— WORK TO COMPLETE —
Make an exact copy of the lines below.

— EXERCISE DATA —
------------------------------

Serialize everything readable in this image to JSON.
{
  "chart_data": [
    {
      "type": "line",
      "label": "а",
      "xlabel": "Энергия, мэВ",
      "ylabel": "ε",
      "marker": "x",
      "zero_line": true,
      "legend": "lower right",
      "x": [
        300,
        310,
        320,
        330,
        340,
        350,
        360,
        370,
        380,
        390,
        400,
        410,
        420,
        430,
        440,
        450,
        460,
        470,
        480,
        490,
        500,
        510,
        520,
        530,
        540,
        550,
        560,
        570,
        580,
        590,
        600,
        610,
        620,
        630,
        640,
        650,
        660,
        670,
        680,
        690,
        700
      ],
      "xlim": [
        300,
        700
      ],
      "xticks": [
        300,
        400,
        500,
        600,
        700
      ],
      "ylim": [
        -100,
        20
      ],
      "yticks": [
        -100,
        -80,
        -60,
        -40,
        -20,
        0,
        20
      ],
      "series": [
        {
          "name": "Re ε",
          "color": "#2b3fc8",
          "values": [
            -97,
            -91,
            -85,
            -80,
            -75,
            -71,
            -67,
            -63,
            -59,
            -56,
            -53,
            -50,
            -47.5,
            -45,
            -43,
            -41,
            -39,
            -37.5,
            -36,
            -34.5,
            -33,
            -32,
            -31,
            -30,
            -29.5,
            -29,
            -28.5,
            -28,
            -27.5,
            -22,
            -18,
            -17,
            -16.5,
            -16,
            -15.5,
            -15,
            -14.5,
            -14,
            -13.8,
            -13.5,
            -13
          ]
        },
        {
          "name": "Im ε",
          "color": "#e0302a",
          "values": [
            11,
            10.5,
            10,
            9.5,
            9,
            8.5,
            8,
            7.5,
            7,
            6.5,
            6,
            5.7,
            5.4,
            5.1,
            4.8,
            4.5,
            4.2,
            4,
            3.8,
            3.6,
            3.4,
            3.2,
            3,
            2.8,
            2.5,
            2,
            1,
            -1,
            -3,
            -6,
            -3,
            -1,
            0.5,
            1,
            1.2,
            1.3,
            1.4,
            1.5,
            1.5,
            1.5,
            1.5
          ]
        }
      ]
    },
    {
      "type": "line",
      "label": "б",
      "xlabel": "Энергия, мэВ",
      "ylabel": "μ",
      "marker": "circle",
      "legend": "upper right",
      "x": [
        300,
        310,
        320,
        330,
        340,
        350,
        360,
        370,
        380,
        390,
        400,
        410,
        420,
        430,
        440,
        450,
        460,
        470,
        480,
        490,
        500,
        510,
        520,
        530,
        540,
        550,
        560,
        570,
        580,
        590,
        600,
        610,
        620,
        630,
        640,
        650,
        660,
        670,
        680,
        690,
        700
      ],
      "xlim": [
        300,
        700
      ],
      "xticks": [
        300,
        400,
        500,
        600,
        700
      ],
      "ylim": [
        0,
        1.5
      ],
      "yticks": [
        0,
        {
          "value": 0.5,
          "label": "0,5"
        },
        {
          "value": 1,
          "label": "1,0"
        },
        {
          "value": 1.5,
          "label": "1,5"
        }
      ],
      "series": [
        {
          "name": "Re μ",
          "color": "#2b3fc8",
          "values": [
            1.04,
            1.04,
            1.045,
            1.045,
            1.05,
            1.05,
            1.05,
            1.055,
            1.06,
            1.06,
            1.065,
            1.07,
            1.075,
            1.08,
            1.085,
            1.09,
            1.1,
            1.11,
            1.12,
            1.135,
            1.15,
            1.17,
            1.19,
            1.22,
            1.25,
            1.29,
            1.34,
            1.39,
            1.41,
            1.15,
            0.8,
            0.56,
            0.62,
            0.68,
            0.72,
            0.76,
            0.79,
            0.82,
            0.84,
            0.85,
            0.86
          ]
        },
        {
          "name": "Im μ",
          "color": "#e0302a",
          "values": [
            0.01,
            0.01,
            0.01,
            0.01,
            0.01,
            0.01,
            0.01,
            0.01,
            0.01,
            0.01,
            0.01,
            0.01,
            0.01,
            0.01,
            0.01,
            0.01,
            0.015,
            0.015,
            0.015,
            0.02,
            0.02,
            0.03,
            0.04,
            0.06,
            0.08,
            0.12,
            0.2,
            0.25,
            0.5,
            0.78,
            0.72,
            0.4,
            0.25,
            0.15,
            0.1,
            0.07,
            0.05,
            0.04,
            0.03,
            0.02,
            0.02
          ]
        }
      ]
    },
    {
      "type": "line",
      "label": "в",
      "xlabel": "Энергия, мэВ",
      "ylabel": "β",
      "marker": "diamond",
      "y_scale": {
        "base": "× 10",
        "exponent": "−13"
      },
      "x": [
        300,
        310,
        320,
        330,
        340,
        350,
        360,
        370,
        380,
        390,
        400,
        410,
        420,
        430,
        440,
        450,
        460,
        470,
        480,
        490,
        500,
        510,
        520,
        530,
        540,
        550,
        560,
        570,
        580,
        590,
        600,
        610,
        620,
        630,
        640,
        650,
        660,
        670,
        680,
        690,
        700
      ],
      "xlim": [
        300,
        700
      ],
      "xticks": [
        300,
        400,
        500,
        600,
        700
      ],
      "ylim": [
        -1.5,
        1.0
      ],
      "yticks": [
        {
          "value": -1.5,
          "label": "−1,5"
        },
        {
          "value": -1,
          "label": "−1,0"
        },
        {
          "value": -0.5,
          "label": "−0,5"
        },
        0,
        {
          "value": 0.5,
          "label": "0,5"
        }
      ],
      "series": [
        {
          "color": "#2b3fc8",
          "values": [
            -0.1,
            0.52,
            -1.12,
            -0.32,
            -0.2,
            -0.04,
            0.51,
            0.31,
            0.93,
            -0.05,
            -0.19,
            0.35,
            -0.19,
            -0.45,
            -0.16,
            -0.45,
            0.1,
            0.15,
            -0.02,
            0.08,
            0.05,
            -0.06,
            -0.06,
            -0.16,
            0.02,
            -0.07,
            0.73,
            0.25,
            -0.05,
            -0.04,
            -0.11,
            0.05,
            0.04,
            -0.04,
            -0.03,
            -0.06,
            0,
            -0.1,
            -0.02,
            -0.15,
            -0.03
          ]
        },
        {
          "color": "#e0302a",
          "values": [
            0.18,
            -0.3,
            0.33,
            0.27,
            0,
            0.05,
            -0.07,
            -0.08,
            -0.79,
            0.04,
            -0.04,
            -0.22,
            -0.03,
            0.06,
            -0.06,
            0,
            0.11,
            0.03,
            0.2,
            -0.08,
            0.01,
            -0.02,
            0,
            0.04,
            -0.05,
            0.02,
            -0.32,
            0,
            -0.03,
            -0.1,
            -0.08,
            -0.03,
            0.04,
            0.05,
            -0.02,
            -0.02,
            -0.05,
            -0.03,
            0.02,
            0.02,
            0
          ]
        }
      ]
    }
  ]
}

------------------------------

— ANSWER TO THE PROBLEM —
Serialize everything readable in this image to JSON.
{
  "chart_data": [
    {
      "type": "line",
      "label": "а",
      "xlabel": "Энергия, мэВ",
      "ylabel": "ε",
      "marker": "x",
      "zero_line": true,
      "legend": "lower right",
      "x": [
        300,
        310,
        320,
        330,
        340,
        350,
        360,
        370,
        380,
        390,
        400,
        410,
        420,
        430,
        440,
        450,
        460,
        470,
        480,
        490,
        500,
        510,
        520,
        530,
        540,
        550,
        560,
        570,
        580,
        590,
        600,
        610,
        620,
        630,
        640,
        650,
        660,
        670,
        680,
        690,
        700
      ],
      "xlim": [
        300,
        700
      ],
      "xticks": [
        300,
        400,
        500,
        600,
        700
      ],
      "ylim": [
        -100,
        20
      ],
      "yticks": [
        -100,
        -80,
        -60,
        -40,
        -20,
        0,
        20
      ],
      "series": [
        {
          "name": "Re ε",
          "color": "#2b3fc8",
          "values": [
            -97,
            -91,
            -85,
            -80,
            -75,
            -71,
            -67,
            -63,
            -59,
            -56,
            -53,
            -50,
            -47.5,
            -45,
            -43,
            -41,
            -39,
            -37.5,
            -36,
            -34.5,
            -33,
            -32,
            -31,
            -30,
            -29.5,
            -29,
            -28.5,
            -28,
            -27.5,
            -22,
            -18,
            -17,
            -16.5,
            -16,
            -15.5,
            -15,
            -14.5,
            -14,
            -13.8,
            -13.5,
            -13
          ]
        },
        {
          "name": "Im ε",
          "color": "#e0302a",
          "values": [
            11,
            10.5,
            10,
            9.5,
            9,
            8.5,
            8,
            7.5,
            7,
            6.5,
            6,
            5.7,
            5.4,
            5.1,
            4.8,
            4.5,
            4.2,
            4,
            3.8,
            3.6,
            3.4,
            3.2,
            3,
            2.8,
            2.5,
            2,
            1,
            -1,
            -3,
            -6,
            -3,
            -1,
            0.5,
            1,
            1.2,
            1.3,
            1.4,
            1.5,
            1.5,
            1.5,
            1.5
          ]
        }
      ]
    },
    {
      "type": "line",
      "label": "б",
      "xlabel": "Энергия, мэВ",
      "ylabel": "μ",
      "marker": "circle",
      "legend": "upper right",
      "x": [
        300,
        310,
        320,
        330,
        340,
        350,
        360,
        370,
        380,
        390,
        400,
        410,
        420,
        430,
        440,
        450,
        460,
        470,
        480,
        490,
        500,
        510,
        520,
        530,
        540,
        550,
        560,
        570,
        580,
        590,
        600,
        610,
        620,
        630,
        640,
        650,
        660,
        670,
        680,
        690,
        700
      ],
      "xlim": [
        300,
        700
      ],
      "xticks": [
        300,
        400,
        500,
        600,
        700
      ],
      "ylim": [
        0,
        1.5
      ],
      "yticks": [
        0,
        {
          "value": 0.5,
          "label": "0,5"
        },
        {
          "value": 1,
          "label": "1,0"
        },
        {
          "value": 1.5,
          "label": "1,5"
        }
      ],
      "series": [
        {
          "name": "Re μ",
          "color": "#2b3fc8",
          "values": [
            1.04,
            1.04,
            1.045,
            1.045,
            1.05,
            1.05,
            1.05,
            1.055,
            1.06,
            1.06,
            1.065,
            1.07,
            1.075,
            1.08,
            1.085,
            1.09,
            1.1,
            1.11,
            1.12,
            1.135,
            1.15,
            1.17,
            1.19,
            1.22,
            1.25,
            1.29,
            1.34,
            1.39,
            1.41,
            1.15,
            0.8,
            0.56,
            0.62,
            0.68,
            0.72,
            0.76,
            0.79,
            0.82,
            0.84,
            0.85,
            0.86
          ]
        },
        {
          "name": "Im μ",
          "color": "#e0302a",
          "values": [
            0.01,
            0.01,
            0.01,
            0.01,
            0.01,
            0.01,
            0.01,
            0.01,
            0.01,
            0.01,
            0.01,
            0.01,
            0.01,
            0.01,
            0.01,
            0.01,
            0.015,
            0.015,
            0.015,
            0.02,
            0.02,
            0.03,
            0.04,
            0.06,
            0.08,
            0.12,
            0.2,
            0.25,
            0.5,
            0.78,
            0.72,
            0.4,
            0.25,
            0.15,
            0.1,
            0.07,
            0.05,
            0.04,
            0.03,
            0.02,
            0.02
          ]
        }
      ]
    },
    {
      "type": "line",
      "label": "в",
      "xlabel": "Энергия, мэВ",
      "ylabel": "β",
      "marker": "diamond",
      "y_scale": {
        "base": "× 10",
        "exponent": "−13"
      },
      "x": [
        300,
        310,
        320,
        330,
        340,
        350,
        360,
        370,
        380,
        390,
        400,
        410,
        420,
        430,
        440,
        450,
        460,
        470,
        480,
        490,
        500,
        510,
        520,
        530,
        540,
        550,
        560,
        570,
        580,
        590,
        600,
        610,
        620,
        630,
        640,
        650,
        660,
        670,
        680,
        690,
        700
      ],
      "xlim": [
        300,
        700
      ],
      "xticks": [
        300,
        400,
        500,
        600,
        700
      ],
      "ylim": [
        -1.5,
        1.0
      ],
      "yticks": [
        {
          "value": -1.5,
          "label": "−1,5"
        },
        {
          "value": -1,
          "label": "−1,0"
        },
        {
          "value": -0.5,
          "label": "−0,5"
        },
        0,
        {
          "value": 0.5,
          "label": "0,5"
        }
      ],
      "series": [
        {
          "color": "#2b3fc8",
          "values": [
            -0.1,
            0.52,
            -1.12,
            -0.32,
            -0.2,
            -0.04,
            0.51,
            0.31,
            0.93,
            -0.05,
            -0.19,
            0.35,
            -0.19,
            -0.45,
            -0.16,
            -0.45,
            0.1,
            0.15,
            -0.02,
            0.08,
            0.05,
            -0.06,
            -0.06,
            -0.16,
            0.02,
            -0.07,
            0.73,
            0.25,
            -0.05,
            -0.04,
            -0.11,
            0.05,
            0.04,
            -0.04,
            -0.03,
            -0.06,
            0,
            -0.1,
            -0.02,
            -0.15,
            -0.03
          ]
        },
        {
          "color": "#e0302a",
          "values": [
            0.18,
            -0.3,
            0.33,
            0.27,
            0,
            0.05,
            -0.07,
            -0.08,
            -0.79,
            0.04,
            -0.04,
            -0.22,
            -0.03,
            0.06,
            -0.06,
            0,
            0.11,
            0.03,
            0.2,
            -0.08,
            0.01,
            -0.02,
            0,
            0.04,
            -0.05,
            0.02,
            -0.32,
            0,
            -0.03,
            -0.1,
            -0.08,
            -0.03,
            0.04,
            0.05,
            -0.02,
            -0.02,
            -0.05,
            -0.03,
            0.02,
            0.02,
            0
          ]
        }
      ]
    }
  ]
}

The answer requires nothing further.